• **What is asked**
Write out all the entries word for word, but skip any images.

START

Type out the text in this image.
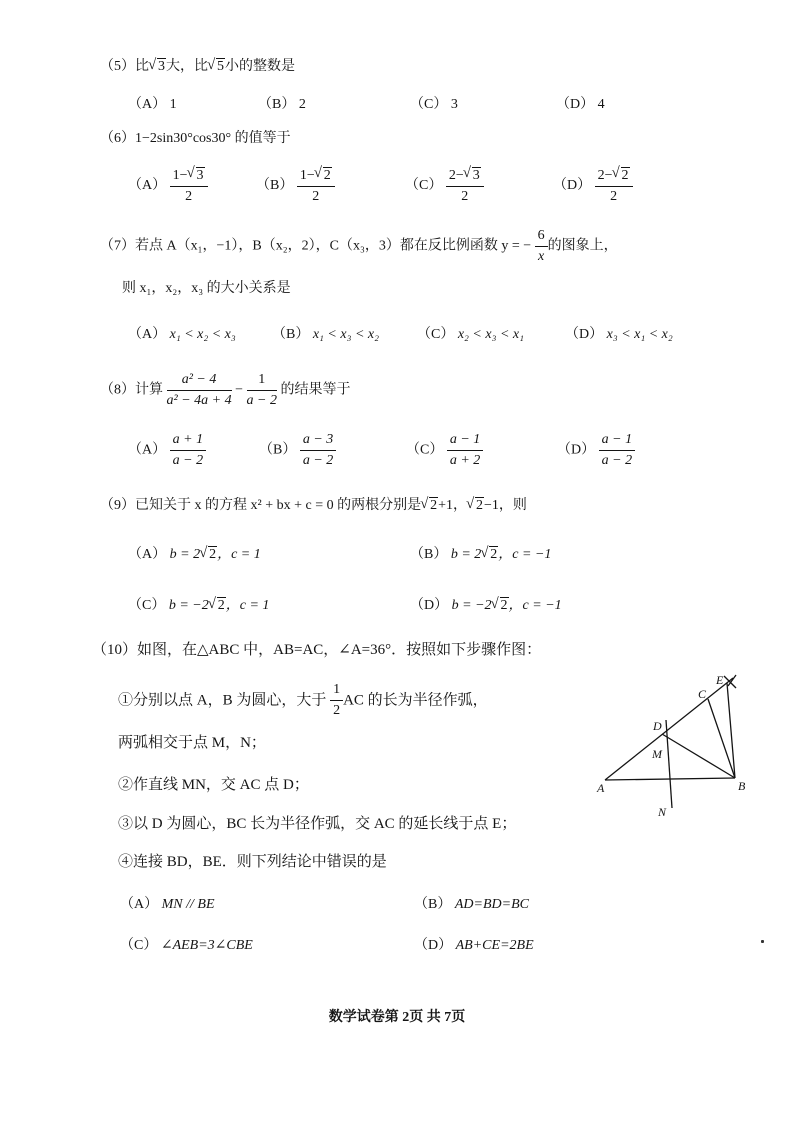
（5）比 √ 3大，比 √ 5小的整数是
（A） 1	（B） 2	（C） 3	（D） 4
（6）1−2sin30°cos30° 的值等于
$(A) \frac{1- √ 3}{2}$	$(B) \frac{1- √ 2}{2}$	$(C) \frac{2- √ 3}{2}$	$(D) \frac{2- √ 2}{2}$
（7）若点 A（x₁，−1），B（x₂，2），C（x₃，3）都在反比例函数 y = − $\frac{6}{x}$ 的图象上，
则 x₁，x₂，x₃ 的大小关系是
（A） x₁ < x₂ < x₃	（B） x₁ < x₃ < x₂	（C） x₂ < x₃ < x₁	（D） x₃ < x₁ < x₂
（8）计算 $\frac{\text{a² − 4}}{\text{a² − 4a + 4}} - \frac{1}{a - 2}$ 的结果等于
$(A) \frac{a + 1}{a - 2}$	$(B) \frac{a - 3}{a - 2}$	$(C) \frac{a - 1}{a + 2}$	$(D) \frac{a - 1}{a - 2}$
（9）已知关于 x 的方程 x² + bx + c = 0 的两根分别是 √ 2+1， √ 2−1，则
（A） b = 2 √ 2，c = 1	（B） b = 2 √ 2，c = −1
（C） b = −2 √ 2，c = 1	（D） b = −2 √ 2，c = −1
（10）如图，在△ABC 中，AB=AC，∠A=36°．按照如下步骤作图：
①分别以点 A，B 为圆心，大于 $\frac{1}{2}$ AC 的长为半径作弧，
两弧相交于点 M，N；
②作直线 MN，交 AC 点 D；
③以 D 为圆心，BC 长为半径作弧，交 AC 的延长线于点 E；
④连接 BD，BE．则下列结论中错误的是
（A） MN // BE	（B） AD=BD=BC
（C） ∠AEB=3∠CBE	（D） AB+CE=2BE
A	B
C
D
E
M
N
数学试卷第 2页 共 7页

END

• **Full solution**
Type out the text in this image.
（5）比 √ 3大，比 √ 5小的整数是
（A） 1	（B） 2	（C） 3	（D） 4
（6）1−2sin30°cos30° 的值等于
$(A) \frac{1- √ 3}{2}$	$(B) \frac{1- √ 2}{2}$	$(C) \frac{2- √ 3}{2}$	$(D) \frac{2- √ 2}{2}$
（7）若点 A（x₁，−1），B（x₂，2），C（x₃，3）都在反比例函数 y = − $\frac{6}{x}$ 的图象上，
则 x₁，x₂，x₃ 的大小关系是
（A） x₁ < x₂ < x₃	（B） x₁ < x₃ < x₂	（C） x₂ < x₃ < x₁	（D） x₃ < x₁ < x₂
（8）计算 $\frac{\text{a² − 4}}{\text{a² − 4a + 4}} - \frac{1}{a - 2}$ 的结果等于
$(A) \frac{a + 1}{a - 2}$	$(B) \frac{a - 3}{a - 2}$	$(C) \frac{a - 1}{a + 2}$	$(D) \frac{a - 1}{a - 2}$
（9）已知关于 x 的方程 x² + bx + c = 0 的两根分别是 √ 2+1， √ 2−1，则
（A） b = 2 √ 2，c = 1	（B） b = 2 √ 2，c = −1
（C） b = −2 √ 2，c = 1	（D） b = −2 √ 2，c = −1
（10）如图，在△ABC 中，AB=AC，∠A=36°．按照如下步骤作图：
①分别以点 A，B 为圆心，大于 $\frac{1}{2}$ AC 的长为半径作弧，
两弧相交于点 M，N；
②作直线 MN，交 AC 点 D；
③以 D 为圆心，BC 长为半径作弧，交 AC 的延长线于点 E；
④连接 BD，BE．则下列结论中错误的是
（A） MN // BE	（B） AD=BD=BC
（C） ∠AEB=3∠CBE	（D） AB+CE=2BE
A	B
C
D
E
M
N
数学试卷第 2页 共 7页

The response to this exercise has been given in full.